> **Written task**
From the records below, copy every line that contains the word "Difficulty".

> **Provided records**
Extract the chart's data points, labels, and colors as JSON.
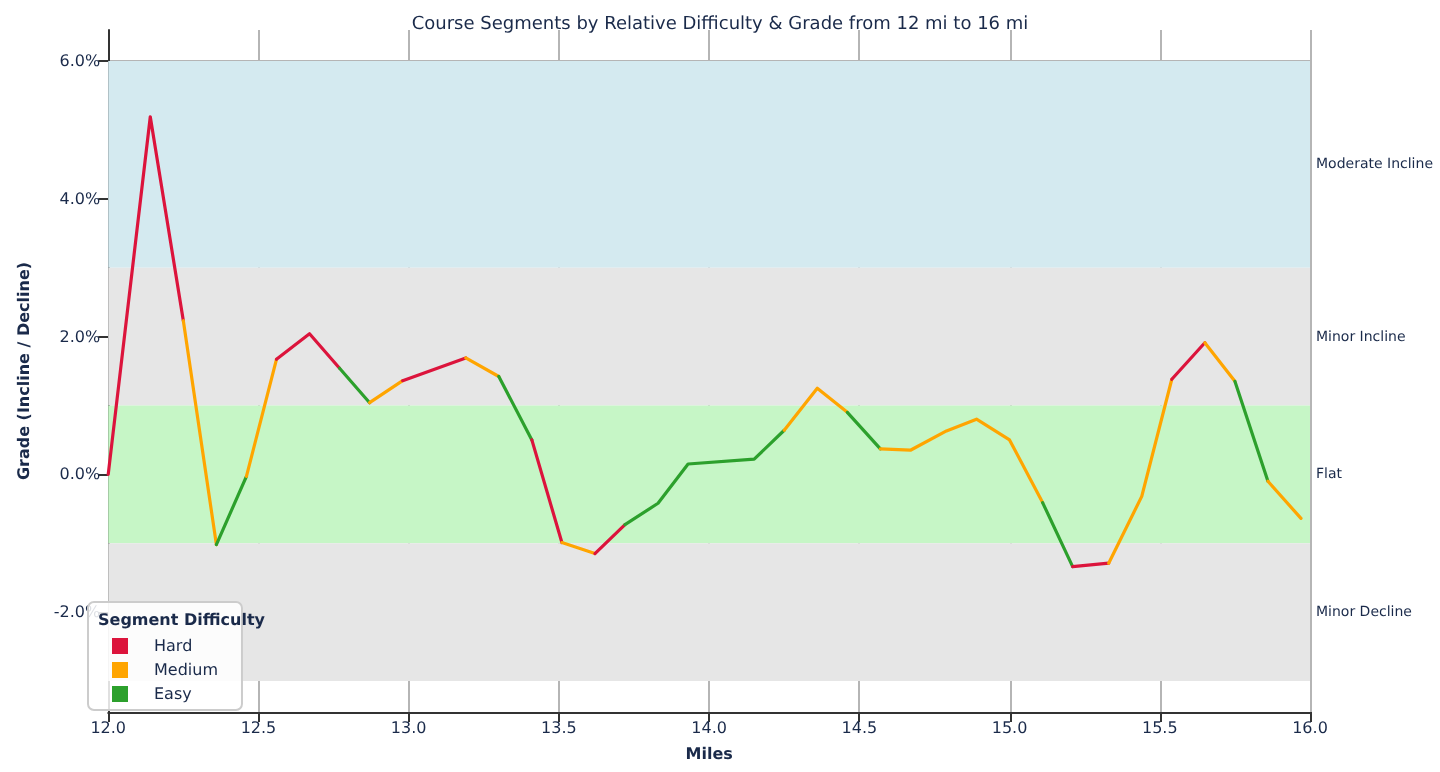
{
  "chart_data": {
    "type": "line",
    "title": "Course Segments by Relative Difficulty & Grade from 12 mi to 16 mi",
    "xlabel": "Miles",
    "ylabel": "Grade (Incline / Decline)",
    "legend_title": "Segment Difficulty",
    "legend": "bottom left",
    "grid": true,
    "line_style": "solid",
    "xlim": [
      12,
      16
    ],
    "xticks": [
      {
        "value": 12,
        "label": "12.0"
      },
      {
        "value": 12.5,
        "label": "12.5"
      },
      {
        "value": 13,
        "label": "13.0"
      },
      {
        "value": 13.5,
        "label": "13.5"
      },
      {
        "value": 14,
        "label": "14.0"
      },
      {
        "value": 14.5,
        "label": "14.5"
      },
      {
        "value": 15,
        "label": "15.0"
      },
      {
        "value": 15.5,
        "label": "15.5"
      },
      {
        "value": 16,
        "label": "16.0"
      }
    ],
    "ylim": [
      -3.45,
      6.45
    ],
    "yticks": [
      {
        "value": -2,
        "label": "-2.0%"
      },
      {
        "value": 0,
        "label": "0.0%"
      },
      {
        "value": 2,
        "label": "2.0%"
      },
      {
        "value": 4,
        "label": "4.0%"
      },
      {
        "value": 6,
        "label": "6.0%"
      }
    ],
    "bands": [
      {
        "axis": "y",
        "from": 3,
        "to": 6,
        "label": "Moderate Incline",
        "color": "#d4eaf0"
      },
      {
        "axis": "y",
        "from": 1,
        "to": 3,
        "label": "Minor Incline",
        "color": "#e6e6e6"
      },
      {
        "axis": "y",
        "from": -1,
        "to": 1,
        "label": "Flat",
        "color": "#c6f6c6"
      },
      {
        "axis": "y",
        "from": -3,
        "to": -1,
        "label": "Minor Decline",
        "color": "#e6e6e6"
      }
    ],
    "series": [
      {
        "name": "Hard",
        "color": "#dc143c",
        "x": [
          12.0,
          12.14,
          12.25
        ],
        "values": [
          0.0,
          5.19,
          2.23
        ]
      },
      {
        "name": "Medium",
        "color": "#ffa500",
        "x": [
          12.25,
          12.36
        ],
        "values": [
          2.23,
          -1.02
        ]
      },
      {
        "name": "Easy",
        "color": "#2ca02c",
        "x": [
          12.36,
          12.46
        ],
        "values": [
          -1.02,
          -0.03
        ]
      },
      {
        "color": "#ffa500",
        "x": [
          12.46,
          12.56
        ],
        "values": [
          -0.03,
          1.67
        ]
      },
      {
        "color": "#dc143c",
        "x": [
          12.56,
          12.67,
          12.77
        ],
        "values": [
          1.67,
          2.04,
          1.54
        ]
      },
      {
        "color": "#2ca02c",
        "x": [
          12.77,
          12.87
        ],
        "values": [
          1.54,
          1.04
        ]
      },
      {
        "color": "#ffa500",
        "x": [
          12.87,
          12.98
        ],
        "values": [
          1.04,
          1.36
        ]
      },
      {
        "color": "#dc143c",
        "x": [
          12.98,
          13.19
        ],
        "values": [
          1.36,
          1.69
        ]
      },
      {
        "color": "#ffa500",
        "x": [
          13.19,
          13.3
        ],
        "values": [
          1.69,
          1.42
        ]
      },
      {
        "color": "#2ca02c",
        "x": [
          13.3,
          13.41
        ],
        "values": [
          1.42,
          0.5
        ]
      },
      {
        "color": "#dc143c",
        "x": [
          13.41,
          13.51
        ],
        "values": [
          0.5,
          -0.99
        ]
      },
      {
        "color": "#ffa500",
        "x": [
          13.51,
          13.62
        ],
        "values": [
          -0.99,
          -1.15
        ]
      },
      {
        "color": "#dc143c",
        "x": [
          13.62,
          13.72
        ],
        "values": [
          -1.15,
          -0.73
        ]
      },
      {
        "color": "#2ca02c",
        "x": [
          13.72,
          13.83,
          13.93,
          14.15,
          14.25
        ],
        "values": [
          -0.73,
          -0.42,
          0.15,
          0.22,
          0.64
        ]
      },
      {
        "color": "#ffa500",
        "x": [
          14.25,
          14.36,
          14.46
        ],
        "values": [
          0.64,
          1.25,
          0.9
        ]
      },
      {
        "color": "#2ca02c",
        "x": [
          14.46,
          14.57
        ],
        "values": [
          0.9,
          0.37
        ]
      },
      {
        "color": "#ffa500",
        "x": [
          14.57,
          14.67,
          14.79,
          14.89,
          15.0,
          15.11
        ],
        "values": [
          0.37,
          0.35,
          0.63,
          0.8,
          0.5,
          -0.41
        ]
      },
      {
        "color": "#2ca02c",
        "x": [
          15.11,
          15.21
        ],
        "values": [
          -0.41,
          -1.34
        ]
      },
      {
        "color": "#dc143c",
        "x": [
          15.21,
          15.33
        ],
        "values": [
          -1.34,
          -1.29
        ]
      },
      {
        "color": "#ffa500",
        "x": [
          15.33,
          15.44,
          15.54
        ],
        "values": [
          -1.29,
          -0.32,
          1.38
        ]
      },
      {
        "color": "#dc143c",
        "x": [
          15.54,
          15.65
        ],
        "values": [
          1.38,
          1.91
        ]
      },
      {
        "color": "#ffa500",
        "x": [
          15.65,
          15.75
        ],
        "values": [
          1.91,
          1.35
        ]
      },
      {
        "color": "#2ca02c",
        "x": [
          15.75,
          15.86
        ],
        "values": [
          1.35,
          -0.1
        ]
      },
      {
        "color": "#ffa500",
        "x": [
          15.86,
          15.97
        ],
        "values": [
          -0.1,
          -0.64
        ]
      }
    ]
  }
}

> **The result**
    "title": "Course Segments by Relative Difficulty & Grade from 12 mi to 16 mi",
    "legend_title": "Segment Difficulty",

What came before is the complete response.